## STATED GOAL
Reproduce each line that includes the word "structured".

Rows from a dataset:
┄┄┄┄┄┄┄┄┄┄┄┄┄┄┄┄┄┄┄┄
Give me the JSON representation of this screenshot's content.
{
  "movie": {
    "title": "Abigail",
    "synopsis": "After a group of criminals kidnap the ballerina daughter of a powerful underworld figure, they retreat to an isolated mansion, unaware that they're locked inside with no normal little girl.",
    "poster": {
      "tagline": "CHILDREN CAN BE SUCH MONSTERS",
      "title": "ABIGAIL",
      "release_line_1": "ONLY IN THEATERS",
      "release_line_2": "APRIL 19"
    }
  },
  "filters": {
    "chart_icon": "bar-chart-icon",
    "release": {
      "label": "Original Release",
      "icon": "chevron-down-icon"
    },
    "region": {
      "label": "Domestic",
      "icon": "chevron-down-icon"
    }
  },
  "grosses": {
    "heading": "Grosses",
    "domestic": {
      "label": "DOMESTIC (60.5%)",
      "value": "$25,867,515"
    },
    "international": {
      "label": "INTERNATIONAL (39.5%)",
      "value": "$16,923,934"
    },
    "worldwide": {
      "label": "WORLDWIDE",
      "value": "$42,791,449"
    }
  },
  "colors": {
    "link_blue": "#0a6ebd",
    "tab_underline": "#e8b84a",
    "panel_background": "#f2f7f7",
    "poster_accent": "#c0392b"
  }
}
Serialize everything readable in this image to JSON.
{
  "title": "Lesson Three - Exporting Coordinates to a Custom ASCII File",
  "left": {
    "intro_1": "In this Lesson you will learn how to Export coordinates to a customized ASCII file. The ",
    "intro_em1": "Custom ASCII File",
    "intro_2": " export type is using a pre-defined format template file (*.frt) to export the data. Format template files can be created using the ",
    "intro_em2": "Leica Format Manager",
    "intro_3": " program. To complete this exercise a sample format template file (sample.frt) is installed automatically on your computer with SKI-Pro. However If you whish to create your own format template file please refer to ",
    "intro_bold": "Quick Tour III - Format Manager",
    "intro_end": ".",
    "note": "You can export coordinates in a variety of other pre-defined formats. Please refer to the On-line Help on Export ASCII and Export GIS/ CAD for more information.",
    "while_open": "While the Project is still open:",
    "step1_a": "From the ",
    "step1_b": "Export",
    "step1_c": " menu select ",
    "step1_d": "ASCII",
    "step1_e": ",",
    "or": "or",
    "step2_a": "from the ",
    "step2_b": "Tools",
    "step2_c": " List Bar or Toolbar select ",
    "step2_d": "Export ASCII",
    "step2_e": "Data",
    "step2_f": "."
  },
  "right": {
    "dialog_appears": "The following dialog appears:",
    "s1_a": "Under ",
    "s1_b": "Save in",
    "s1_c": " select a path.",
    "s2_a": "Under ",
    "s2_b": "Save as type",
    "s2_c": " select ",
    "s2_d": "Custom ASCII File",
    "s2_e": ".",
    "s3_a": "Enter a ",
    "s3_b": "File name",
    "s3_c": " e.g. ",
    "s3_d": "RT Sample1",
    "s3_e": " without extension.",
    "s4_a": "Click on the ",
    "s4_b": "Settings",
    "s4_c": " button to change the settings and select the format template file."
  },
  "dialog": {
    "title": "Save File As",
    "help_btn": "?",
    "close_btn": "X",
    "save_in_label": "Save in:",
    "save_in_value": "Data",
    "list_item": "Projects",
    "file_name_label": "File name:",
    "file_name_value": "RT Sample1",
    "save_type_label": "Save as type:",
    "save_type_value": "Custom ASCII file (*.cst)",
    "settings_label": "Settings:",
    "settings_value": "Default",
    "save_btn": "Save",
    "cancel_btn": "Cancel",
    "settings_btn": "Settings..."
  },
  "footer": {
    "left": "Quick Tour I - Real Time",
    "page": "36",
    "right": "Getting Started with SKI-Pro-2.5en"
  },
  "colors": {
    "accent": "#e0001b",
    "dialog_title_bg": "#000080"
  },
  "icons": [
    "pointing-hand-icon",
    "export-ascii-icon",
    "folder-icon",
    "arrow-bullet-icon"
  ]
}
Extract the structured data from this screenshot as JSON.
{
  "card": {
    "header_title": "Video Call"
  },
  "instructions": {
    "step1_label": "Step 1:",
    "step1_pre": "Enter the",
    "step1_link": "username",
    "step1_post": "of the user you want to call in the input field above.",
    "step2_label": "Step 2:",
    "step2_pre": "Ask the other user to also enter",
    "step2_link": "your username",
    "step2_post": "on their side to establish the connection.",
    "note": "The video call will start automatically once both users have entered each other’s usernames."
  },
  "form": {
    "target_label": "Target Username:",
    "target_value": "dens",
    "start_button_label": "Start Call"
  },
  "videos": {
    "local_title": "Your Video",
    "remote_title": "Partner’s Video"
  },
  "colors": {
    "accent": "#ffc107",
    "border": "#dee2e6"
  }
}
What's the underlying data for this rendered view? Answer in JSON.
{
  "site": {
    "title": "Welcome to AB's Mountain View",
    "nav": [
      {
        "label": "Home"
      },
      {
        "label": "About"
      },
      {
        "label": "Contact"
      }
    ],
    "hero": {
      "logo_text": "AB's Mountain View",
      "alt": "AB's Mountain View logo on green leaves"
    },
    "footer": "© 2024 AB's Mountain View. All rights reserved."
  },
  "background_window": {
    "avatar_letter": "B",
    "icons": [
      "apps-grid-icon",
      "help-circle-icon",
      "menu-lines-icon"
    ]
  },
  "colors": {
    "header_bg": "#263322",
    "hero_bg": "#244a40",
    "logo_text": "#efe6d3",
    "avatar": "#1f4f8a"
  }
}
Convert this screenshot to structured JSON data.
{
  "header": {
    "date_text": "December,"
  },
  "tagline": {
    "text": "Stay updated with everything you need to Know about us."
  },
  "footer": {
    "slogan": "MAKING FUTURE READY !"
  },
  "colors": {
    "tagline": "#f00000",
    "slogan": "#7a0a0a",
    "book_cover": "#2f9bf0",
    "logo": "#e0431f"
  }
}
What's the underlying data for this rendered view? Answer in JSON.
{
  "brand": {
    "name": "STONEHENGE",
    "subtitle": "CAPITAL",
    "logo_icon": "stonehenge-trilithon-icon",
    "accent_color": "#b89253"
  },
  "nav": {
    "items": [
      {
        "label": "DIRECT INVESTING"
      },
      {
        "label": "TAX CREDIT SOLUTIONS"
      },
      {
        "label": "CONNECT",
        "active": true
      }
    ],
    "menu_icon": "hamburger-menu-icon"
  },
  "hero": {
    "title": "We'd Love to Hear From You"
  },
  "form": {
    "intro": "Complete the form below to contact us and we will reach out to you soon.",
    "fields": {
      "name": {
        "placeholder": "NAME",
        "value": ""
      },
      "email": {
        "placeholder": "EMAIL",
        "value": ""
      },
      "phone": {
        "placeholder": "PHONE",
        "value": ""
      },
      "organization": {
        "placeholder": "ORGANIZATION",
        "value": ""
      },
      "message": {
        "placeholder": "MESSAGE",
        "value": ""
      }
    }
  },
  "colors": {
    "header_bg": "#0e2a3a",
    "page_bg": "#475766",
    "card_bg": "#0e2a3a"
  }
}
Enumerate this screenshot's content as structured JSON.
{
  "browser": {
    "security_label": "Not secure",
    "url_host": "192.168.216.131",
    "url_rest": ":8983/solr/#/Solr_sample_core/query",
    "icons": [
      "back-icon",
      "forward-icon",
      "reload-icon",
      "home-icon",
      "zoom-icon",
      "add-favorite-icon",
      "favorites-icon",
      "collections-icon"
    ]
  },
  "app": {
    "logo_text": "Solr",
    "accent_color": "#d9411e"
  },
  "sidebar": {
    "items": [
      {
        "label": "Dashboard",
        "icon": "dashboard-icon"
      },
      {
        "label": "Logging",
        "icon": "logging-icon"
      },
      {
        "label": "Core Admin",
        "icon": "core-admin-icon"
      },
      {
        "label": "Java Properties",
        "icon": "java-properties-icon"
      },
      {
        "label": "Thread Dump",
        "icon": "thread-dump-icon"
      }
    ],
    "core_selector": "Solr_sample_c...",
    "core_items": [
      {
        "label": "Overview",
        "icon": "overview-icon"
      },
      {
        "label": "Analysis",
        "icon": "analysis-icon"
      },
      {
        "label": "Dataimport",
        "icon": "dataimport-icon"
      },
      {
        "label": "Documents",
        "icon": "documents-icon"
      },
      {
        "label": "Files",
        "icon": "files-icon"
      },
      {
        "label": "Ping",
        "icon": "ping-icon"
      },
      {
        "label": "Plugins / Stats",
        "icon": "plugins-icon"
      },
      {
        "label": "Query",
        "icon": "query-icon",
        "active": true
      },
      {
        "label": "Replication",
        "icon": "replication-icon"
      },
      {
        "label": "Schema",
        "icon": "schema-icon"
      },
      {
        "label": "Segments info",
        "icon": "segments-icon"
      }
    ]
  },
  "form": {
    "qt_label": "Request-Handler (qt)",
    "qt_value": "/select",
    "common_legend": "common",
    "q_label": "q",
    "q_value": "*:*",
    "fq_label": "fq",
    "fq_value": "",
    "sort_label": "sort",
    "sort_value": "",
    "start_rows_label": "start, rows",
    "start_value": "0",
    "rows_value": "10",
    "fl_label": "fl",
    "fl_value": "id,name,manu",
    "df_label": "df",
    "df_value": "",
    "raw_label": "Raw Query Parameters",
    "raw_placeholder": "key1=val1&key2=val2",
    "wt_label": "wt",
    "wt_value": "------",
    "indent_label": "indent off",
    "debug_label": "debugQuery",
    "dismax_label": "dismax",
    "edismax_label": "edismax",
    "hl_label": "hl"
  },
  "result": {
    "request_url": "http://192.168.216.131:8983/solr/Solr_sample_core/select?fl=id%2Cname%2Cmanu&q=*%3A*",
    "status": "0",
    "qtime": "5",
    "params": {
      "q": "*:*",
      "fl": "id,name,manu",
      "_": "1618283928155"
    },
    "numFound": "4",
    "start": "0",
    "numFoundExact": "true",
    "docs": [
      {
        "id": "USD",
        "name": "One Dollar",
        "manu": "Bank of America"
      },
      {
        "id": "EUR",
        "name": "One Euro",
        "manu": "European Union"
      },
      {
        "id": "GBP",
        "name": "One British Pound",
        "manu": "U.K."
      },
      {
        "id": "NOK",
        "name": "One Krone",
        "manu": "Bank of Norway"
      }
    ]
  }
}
┄┄┄┄┄┄┄┄┄┄┄┄┄┄┄┄┄┄┄┄
## EXERCISE SOLUTION
Extract the structured data from this screenshot as JSON.
Convert this screenshot to structured JSON data.
Enumerate this screenshot's content as structured JSON.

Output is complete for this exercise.